----- RECORDS -----

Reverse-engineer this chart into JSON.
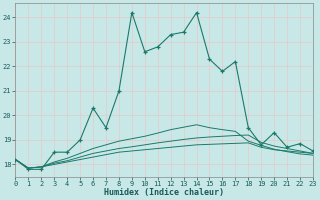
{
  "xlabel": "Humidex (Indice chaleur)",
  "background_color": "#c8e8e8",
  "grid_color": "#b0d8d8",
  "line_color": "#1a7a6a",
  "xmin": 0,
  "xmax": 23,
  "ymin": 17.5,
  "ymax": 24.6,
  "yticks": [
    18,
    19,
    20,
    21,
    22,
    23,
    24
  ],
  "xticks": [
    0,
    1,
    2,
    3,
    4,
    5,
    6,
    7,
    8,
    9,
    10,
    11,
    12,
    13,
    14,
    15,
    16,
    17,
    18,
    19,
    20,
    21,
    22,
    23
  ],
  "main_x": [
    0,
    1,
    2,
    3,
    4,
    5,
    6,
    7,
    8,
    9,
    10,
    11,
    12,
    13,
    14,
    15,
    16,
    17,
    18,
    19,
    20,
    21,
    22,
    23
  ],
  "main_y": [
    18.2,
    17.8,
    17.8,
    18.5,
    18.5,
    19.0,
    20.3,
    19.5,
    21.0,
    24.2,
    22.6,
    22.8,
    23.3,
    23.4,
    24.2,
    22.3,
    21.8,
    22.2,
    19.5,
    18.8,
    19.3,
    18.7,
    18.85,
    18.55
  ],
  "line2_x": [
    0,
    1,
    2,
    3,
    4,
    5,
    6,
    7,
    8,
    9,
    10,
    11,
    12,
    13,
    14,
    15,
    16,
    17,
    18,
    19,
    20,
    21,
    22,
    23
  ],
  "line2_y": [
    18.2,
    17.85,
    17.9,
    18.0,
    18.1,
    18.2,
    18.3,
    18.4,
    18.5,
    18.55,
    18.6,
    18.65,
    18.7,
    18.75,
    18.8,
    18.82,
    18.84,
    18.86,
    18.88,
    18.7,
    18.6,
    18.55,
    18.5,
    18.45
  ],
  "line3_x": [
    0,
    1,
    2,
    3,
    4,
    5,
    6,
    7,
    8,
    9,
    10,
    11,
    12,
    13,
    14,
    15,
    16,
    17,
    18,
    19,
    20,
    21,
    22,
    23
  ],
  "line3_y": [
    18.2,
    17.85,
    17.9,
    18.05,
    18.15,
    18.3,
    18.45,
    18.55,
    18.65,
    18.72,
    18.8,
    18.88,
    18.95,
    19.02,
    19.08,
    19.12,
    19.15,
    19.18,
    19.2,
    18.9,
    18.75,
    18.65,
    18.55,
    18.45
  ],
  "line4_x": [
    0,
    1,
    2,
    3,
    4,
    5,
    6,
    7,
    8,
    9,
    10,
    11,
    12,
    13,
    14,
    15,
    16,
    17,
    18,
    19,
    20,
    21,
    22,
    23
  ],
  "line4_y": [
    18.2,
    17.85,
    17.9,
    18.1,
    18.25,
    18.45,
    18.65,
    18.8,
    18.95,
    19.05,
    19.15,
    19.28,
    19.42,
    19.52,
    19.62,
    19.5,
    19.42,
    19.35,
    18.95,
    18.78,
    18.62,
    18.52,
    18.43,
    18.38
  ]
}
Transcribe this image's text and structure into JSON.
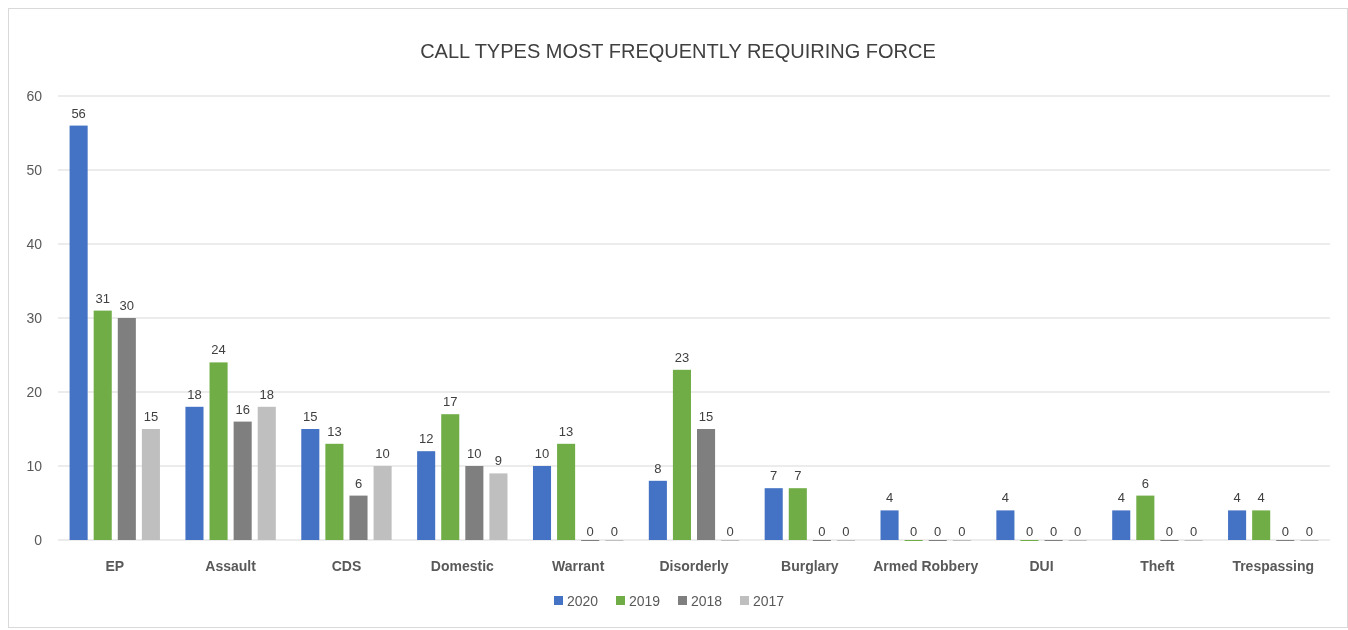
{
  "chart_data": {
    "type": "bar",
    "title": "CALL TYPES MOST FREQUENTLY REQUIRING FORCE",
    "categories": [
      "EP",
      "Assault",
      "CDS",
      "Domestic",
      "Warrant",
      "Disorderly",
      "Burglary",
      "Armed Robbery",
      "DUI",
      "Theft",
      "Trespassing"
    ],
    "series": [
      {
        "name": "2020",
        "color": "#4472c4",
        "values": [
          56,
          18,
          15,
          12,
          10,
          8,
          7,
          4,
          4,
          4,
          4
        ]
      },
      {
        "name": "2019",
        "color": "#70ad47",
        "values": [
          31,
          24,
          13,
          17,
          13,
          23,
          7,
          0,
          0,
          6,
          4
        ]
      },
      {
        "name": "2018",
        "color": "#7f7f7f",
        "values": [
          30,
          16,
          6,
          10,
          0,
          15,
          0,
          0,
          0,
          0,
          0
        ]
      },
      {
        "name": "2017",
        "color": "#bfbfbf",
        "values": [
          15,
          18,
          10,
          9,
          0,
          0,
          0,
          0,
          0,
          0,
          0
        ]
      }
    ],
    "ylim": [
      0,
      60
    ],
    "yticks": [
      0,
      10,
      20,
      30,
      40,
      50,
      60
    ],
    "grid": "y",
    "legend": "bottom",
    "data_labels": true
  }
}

-----

Each line of the material must be retyped exactly, except that images are omitted.

EXERCISE SOLUTION>
Reverse-engineer this chart into JSON.
{
  "xlabel": "Humidex (Indice chaleur)",
  "background_color": "#c8e8e8",
  "grid_color": "#b0d8d8",
  "line_color": "#1a7a6a",
  "xmin": 0,
  "xmax": 23,
  "ymin": 17.5,
  "ymax": 24.6,
  "yticks": [
    18,
    19,
    20,
    21,
    22,
    23,
    24
  ],
  "xticks": [
    0,
    1,
    2,
    3,
    4,
    5,
    6,
    7,
    8,
    9,
    10,
    11,
    12,
    13,
    14,
    15,
    16,
    17,
    18,
    19,
    20,
    21,
    22,
    23
  ],
  "main_x": [
    0,
    1,
    2,
    3,
    4,
    5,
    6,
    7,
    8,
    9,
    10,
    11,
    12,
    13,
    14,
    15,
    16,
    17,
    18,
    19,
    20,
    21,
    22,
    23
  ],
  "main_y": [
    18.2,
    17.8,
    17.8,
    18.5,
    18.5,
    19.0,
    20.3,
    19.5,
    21.0,
    24.2,
    22.6,
    22.8,
    23.3,
    23.4,
    24.2,
    22.3,
    21.8,
    22.2,
    19.5,
    18.8,
    19.3,
    18.7,
    18.85,
    18.55
  ],
  "line2_x": [
    0,
    1,
    2,
    3,
    4,
    5,
    6,
    7,
    8,
    9,
    10,
    11,
    12,
    13,
    14,
    15,
    16,
    17,
    18,
    19,
    20,
    21,
    22,
    23
  ],
  "line2_y": [
    18.2,
    17.85,
    17.9,
    18.0,
    18.1,
    18.2,
    18.3,
    18.4,
    18.5,
    18.55,
    18.6,
    18.65,
    18.7,
    18.75,
    18.8,
    18.82,
    18.84,
    18.86,
    18.88,
    18.7,
    18.6,
    18.55,
    18.5,
    18.45
  ],
  "line3_x": [
    0,
    1,
    2,
    3,
    4,
    5,
    6,
    7,
    8,
    9,
    10,
    11,
    12,
    13,
    14,
    15,
    16,
    17,
    18,
    19,
    20,
    21,
    22,
    23
  ],
  "line3_y": [
    18.2,
    17.85,
    17.9,
    18.05,
    18.15,
    18.3,
    18.45,
    18.55,
    18.65,
    18.72,
    18.8,
    18.88,
    18.95,
    19.02,
    19.08,
    19.12,
    19.15,
    19.18,
    19.2,
    18.9,
    18.75,
    18.65,
    18.55,
    18.45
  ],
  "line4_x": [
    0,
    1,
    2,
    3,
    4,
    5,
    6,
    7,
    8,
    9,
    10,
    11,
    12,
    13,
    14,
    15,
    16,
    17,
    18,
    19,
    20,
    21,
    22,
    23
  ],
  "line4_y": [
    18.2,
    17.85,
    17.9,
    18.1,
    18.25,
    18.45,
    18.65,
    18.8,
    18.95,
    19.05,
    19.15,
    19.28,
    19.42,
    19.52,
    19.62,
    19.5,
    19.42,
    19.35,
    18.95,
    18.78,
    18.62,
    18.52,
    18.43,
    18.38
  ]
}
Transcribe this image's text and structure into JSON.
{
  "chart_data": {
    "type": "bar",
    "title": "CALL TYPES MOST FREQUENTLY REQUIRING FORCE",
    "categories": [
      "EP",
      "Assault",
      "CDS",
      "Domestic",
      "Warrant",
      "Disorderly",
      "Burglary",
      "Armed Robbery",
      "DUI",
      "Theft",
      "Trespassing"
    ],
    "series": [
      {
        "name": "2020",
        "color": "#4472c4",
        "values": [
          56,
          18,
          15,
          12,
          10,
          8,
          7,
          4,
          4,
          4,
          4
        ]
      },
      {
        "name": "2019",
        "color": "#70ad47",
        "values": [
          31,
          24,
          13,
          17,
          13,
          23,
          7,
          0,
          0,
          6,
          4
        ]
      },
      {
        "name": "2018",
        "color": "#7f7f7f",
        "values": [
          30,
          16,
          6,
          10,
          0,
          15,
          0,
          0,
          0,
          0,
          0
        ]
      },
      {
        "name": "2017",
        "color": "#bfbfbf",
        "values": [
          15,
          18,
          10,
          9,
          0,
          0,
          0,
          0,
          0,
          0,
          0
        ]
      }
    ],
    "ylim": [
      0,
      60
    ],
    "yticks": [
      0,
      10,
      20,
      30,
      40,
      50,
      60
    ],
    "grid": "y",
    "legend": "bottom",
    "data_labels": true
  }
}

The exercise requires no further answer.